▶ _Collected data entries_
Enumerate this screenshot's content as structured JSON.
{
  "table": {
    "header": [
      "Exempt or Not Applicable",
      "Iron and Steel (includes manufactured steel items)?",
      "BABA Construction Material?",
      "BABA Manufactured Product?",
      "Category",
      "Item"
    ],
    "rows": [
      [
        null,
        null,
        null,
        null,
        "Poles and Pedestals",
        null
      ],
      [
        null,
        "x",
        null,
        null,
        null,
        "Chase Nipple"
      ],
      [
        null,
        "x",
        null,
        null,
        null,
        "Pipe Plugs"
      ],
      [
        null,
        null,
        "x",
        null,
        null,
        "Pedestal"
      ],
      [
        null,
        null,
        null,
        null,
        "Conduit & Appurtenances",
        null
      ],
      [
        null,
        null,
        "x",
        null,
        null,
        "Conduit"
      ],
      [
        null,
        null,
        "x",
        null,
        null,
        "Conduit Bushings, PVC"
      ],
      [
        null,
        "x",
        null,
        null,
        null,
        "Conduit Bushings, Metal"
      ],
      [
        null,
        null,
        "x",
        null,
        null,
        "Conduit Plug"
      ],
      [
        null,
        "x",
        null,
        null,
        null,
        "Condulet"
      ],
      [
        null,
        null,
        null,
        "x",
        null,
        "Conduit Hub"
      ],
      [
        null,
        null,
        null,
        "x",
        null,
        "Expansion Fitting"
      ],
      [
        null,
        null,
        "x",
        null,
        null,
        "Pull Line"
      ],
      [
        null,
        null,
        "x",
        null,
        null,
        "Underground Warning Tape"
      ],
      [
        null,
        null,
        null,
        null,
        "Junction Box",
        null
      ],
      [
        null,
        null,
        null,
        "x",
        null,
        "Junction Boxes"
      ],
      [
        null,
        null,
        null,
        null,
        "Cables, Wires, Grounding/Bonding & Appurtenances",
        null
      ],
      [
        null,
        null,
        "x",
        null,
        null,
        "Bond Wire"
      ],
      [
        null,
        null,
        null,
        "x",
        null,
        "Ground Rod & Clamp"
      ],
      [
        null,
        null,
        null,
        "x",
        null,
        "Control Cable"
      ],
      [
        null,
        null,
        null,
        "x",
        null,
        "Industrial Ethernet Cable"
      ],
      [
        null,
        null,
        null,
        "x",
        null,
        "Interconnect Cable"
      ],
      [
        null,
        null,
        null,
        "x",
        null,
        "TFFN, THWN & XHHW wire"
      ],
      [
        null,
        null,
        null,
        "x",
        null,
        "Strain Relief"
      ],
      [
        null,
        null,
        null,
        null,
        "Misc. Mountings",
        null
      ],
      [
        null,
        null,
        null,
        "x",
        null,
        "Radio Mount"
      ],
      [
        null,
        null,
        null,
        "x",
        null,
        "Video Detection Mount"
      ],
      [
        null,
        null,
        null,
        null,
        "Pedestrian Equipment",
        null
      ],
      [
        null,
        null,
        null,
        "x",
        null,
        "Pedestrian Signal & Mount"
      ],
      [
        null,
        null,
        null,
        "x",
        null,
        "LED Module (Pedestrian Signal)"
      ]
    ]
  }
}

▶ _Written problem_
Give back the data above exactly as it appears.

▶ _The result_
Enumerate this screenshot's content as structured JSON.
{
  "table": {
    "header": [
      "Exempt or Not Applicable",
      "Iron and Steel (includes manufactured steel items)?",
      "BABA Construction Material?",
      "BABA Manufactured Product?",
      "Category",
      "Item"
    ],
    "rows": [
      [
        null,
        null,
        null,
        null,
        "Poles and Pedestals",
        null
      ],
      [
        null,
        "x",
        null,
        null,
        null,
        "Chase Nipple"
      ],
      [
        null,
        "x",
        null,
        null,
        null,
        "Pipe Plugs"
      ],
      [
        null,
        null,
        "x",
        null,
        null,
        "Pedestal"
      ],
      [
        null,
        null,
        null,
        null,
        "Conduit & Appurtenances",
        null
      ],
      [
        null,
        null,
        "x",
        null,
        null,
        "Conduit"
      ],
      [
        null,
        null,
        "x",
        null,
        null,
        "Conduit Bushings, PVC"
      ],
      [
        null,
        "x",
        null,
        null,
        null,
        "Conduit Bushings, Metal"
      ],
      [
        null,
        null,
        "x",
        null,
        null,
        "Conduit Plug"
      ],
      [
        null,
        "x",
        null,
        null,
        null,
        "Condulet"
      ],
      [
        null,
        null,
        null,
        "x",
        null,
        "Conduit Hub"
      ],
      [
        null,
        null,
        null,
        "x",
        null,
        "Expansion Fitting"
      ],
      [
        null,
        null,
        "x",
        null,
        null,
        "Pull Line"
      ],
      [
        null,
        null,
        "x",
        null,
        null,
        "Underground Warning Tape"
      ],
      [
        null,
        null,
        null,
        null,
        "Junction Box",
        null
      ],
      [
        null,
        null,
        null,
        "x",
        null,
        "Junction Boxes"
      ],
      [
        null,
        null,
        null,
        null,
        "Cables, Wires, Grounding/Bonding & Appurtenances",
        null
      ],
      [
        null,
        null,
        "x",
        null,
        null,
        "Bond Wire"
      ],
      [
        null,
        null,
        null,
        "x",
        null,
        "Ground Rod & Clamp"
      ],
      [
        null,
        null,
        null,
        "x",
        null,
        "Control Cable"
      ],
      [
        null,
        null,
        null,
        "x",
        null,
        "Industrial Ethernet Cable"
      ],
      [
        null,
        null,
        null,
        "x",
        null,
        "Interconnect Cable"
      ],
      [
        null,
        null,
        null,
        "x",
        null,
        "TFFN, THWN & XHHW wire"
      ],
      [
        null,
        null,
        null,
        "x",
        null,
        "Strain Relief"
      ],
      [
        null,
        null,
        null,
        null,
        "Misc. Mountings",
        null
      ],
      [
        null,
        null,
        null,
        "x",
        null,
        "Radio Mount"
      ],
      [
        null,
        null,
        null,
        "x",
        null,
        "Video Detection Mount"
      ],
      [
        null,
        null,
        null,
        null,
        "Pedestrian Equipment",
        null
      ],
      [
        null,
        null,
        null,
        "x",
        null,
        "Pedestrian Signal & Mount"
      ],
      [
        null,
        null,
        null,
        "x",
        null,
        "LED Module (Pedestrian Signal)"
      ]
    ]
  }
}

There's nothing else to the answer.